## Work to complete
Output a single figure: the number of lines in which the word "réduction" appears.

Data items
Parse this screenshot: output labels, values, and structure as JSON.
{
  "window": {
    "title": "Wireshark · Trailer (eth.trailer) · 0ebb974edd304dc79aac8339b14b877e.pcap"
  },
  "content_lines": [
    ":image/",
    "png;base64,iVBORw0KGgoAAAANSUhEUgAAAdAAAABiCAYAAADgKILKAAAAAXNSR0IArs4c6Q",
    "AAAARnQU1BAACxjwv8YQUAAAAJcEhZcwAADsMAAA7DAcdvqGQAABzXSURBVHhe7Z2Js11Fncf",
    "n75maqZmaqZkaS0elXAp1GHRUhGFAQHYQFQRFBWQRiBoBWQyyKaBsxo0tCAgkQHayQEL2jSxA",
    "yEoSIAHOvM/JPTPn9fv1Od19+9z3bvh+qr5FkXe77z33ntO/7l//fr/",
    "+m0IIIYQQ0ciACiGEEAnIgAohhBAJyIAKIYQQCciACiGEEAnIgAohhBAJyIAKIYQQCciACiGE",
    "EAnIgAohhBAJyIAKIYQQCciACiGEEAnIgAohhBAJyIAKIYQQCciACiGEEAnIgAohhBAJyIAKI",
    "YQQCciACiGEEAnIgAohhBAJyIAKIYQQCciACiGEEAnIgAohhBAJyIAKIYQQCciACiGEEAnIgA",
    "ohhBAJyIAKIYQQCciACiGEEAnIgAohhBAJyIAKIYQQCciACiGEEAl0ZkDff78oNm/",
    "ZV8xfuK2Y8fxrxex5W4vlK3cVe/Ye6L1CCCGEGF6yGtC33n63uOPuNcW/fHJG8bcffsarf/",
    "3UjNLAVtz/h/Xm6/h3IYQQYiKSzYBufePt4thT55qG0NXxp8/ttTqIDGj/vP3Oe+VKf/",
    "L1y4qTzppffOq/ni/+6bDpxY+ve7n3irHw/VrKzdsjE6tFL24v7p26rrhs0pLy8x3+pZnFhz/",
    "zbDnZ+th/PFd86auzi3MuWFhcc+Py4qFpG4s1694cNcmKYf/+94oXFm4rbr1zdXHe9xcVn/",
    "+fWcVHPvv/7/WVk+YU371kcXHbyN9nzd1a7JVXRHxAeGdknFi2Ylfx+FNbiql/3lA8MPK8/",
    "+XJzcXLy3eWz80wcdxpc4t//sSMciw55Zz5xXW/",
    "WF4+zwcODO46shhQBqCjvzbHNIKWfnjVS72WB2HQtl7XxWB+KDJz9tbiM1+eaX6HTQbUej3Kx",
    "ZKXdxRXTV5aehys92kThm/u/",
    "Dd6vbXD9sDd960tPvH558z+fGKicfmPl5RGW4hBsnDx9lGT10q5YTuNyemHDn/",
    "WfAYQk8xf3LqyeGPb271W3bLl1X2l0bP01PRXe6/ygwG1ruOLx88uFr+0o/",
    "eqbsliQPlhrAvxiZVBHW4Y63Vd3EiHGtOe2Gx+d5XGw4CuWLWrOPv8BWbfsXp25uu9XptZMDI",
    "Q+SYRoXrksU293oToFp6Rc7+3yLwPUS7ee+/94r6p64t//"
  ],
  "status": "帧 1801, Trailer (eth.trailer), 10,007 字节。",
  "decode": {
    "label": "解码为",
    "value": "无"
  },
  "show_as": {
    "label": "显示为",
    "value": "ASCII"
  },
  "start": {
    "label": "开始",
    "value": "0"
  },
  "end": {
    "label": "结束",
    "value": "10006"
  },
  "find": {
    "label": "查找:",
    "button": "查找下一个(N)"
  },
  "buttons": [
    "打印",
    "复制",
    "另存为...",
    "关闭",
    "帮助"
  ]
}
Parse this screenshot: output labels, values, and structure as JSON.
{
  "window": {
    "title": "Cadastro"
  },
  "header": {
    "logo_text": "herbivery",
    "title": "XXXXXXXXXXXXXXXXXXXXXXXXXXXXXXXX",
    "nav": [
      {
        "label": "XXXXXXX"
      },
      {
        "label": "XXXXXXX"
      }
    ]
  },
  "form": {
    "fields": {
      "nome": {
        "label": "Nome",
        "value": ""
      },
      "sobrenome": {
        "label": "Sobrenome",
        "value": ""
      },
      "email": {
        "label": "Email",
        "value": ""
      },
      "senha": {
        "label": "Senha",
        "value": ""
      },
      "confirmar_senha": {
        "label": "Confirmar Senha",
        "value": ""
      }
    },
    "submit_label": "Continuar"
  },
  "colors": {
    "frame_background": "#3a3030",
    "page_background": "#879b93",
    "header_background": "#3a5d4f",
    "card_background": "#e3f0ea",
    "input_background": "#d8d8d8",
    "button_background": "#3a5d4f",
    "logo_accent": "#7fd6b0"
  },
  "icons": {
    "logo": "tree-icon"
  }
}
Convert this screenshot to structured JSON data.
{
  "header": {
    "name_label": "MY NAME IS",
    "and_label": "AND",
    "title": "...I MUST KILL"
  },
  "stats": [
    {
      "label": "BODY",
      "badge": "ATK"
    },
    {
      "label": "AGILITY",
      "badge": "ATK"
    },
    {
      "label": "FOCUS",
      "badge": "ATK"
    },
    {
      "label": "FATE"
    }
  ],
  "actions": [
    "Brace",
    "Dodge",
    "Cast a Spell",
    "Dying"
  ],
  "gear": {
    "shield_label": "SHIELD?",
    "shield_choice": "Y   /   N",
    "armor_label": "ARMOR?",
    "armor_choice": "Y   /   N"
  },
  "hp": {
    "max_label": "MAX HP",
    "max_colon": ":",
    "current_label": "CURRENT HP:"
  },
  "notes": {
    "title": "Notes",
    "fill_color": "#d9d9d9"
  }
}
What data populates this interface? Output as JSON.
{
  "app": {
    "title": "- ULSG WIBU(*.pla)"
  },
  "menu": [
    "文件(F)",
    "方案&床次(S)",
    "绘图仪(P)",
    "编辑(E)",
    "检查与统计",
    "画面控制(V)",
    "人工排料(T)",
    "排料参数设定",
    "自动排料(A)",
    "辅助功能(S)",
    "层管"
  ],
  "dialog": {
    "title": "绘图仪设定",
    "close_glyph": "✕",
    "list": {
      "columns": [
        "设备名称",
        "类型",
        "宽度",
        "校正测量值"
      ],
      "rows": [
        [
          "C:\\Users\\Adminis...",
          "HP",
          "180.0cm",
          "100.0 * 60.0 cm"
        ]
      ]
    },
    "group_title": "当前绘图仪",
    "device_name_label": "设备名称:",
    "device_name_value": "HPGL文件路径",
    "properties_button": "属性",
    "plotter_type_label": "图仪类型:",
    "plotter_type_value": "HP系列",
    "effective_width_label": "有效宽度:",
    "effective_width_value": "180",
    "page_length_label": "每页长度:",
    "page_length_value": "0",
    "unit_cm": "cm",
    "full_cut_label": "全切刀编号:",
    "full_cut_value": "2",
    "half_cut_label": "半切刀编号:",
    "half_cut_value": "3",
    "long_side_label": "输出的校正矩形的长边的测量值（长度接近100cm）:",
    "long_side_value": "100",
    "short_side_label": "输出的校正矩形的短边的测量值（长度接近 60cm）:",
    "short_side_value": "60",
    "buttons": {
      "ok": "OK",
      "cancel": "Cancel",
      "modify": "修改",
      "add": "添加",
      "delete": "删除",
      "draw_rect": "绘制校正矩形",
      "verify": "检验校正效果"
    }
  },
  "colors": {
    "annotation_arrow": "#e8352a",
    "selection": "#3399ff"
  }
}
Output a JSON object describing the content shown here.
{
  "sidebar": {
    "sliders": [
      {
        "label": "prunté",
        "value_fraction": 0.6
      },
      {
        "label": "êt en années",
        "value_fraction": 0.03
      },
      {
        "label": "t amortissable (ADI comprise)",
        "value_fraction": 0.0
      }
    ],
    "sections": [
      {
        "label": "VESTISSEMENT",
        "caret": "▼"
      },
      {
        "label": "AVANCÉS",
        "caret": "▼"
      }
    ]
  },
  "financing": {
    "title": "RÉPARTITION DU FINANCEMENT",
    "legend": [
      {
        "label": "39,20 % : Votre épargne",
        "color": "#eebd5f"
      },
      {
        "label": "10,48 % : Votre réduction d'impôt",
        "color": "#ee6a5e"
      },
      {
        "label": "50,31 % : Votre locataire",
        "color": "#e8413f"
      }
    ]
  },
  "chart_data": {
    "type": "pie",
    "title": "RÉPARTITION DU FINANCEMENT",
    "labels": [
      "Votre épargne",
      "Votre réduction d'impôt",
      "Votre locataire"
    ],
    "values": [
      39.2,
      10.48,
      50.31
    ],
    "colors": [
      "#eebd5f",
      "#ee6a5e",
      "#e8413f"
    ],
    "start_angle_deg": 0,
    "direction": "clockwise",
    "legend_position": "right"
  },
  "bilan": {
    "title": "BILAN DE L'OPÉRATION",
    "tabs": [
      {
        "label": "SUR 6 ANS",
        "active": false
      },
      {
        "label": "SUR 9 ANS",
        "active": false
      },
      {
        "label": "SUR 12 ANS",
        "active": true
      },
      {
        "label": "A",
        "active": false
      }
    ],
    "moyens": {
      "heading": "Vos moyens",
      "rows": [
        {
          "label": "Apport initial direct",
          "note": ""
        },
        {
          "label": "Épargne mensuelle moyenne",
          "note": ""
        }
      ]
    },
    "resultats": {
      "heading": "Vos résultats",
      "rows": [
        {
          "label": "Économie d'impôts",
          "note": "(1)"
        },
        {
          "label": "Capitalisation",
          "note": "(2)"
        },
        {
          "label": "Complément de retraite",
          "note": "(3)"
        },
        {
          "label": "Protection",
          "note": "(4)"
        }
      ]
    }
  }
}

## Full response
2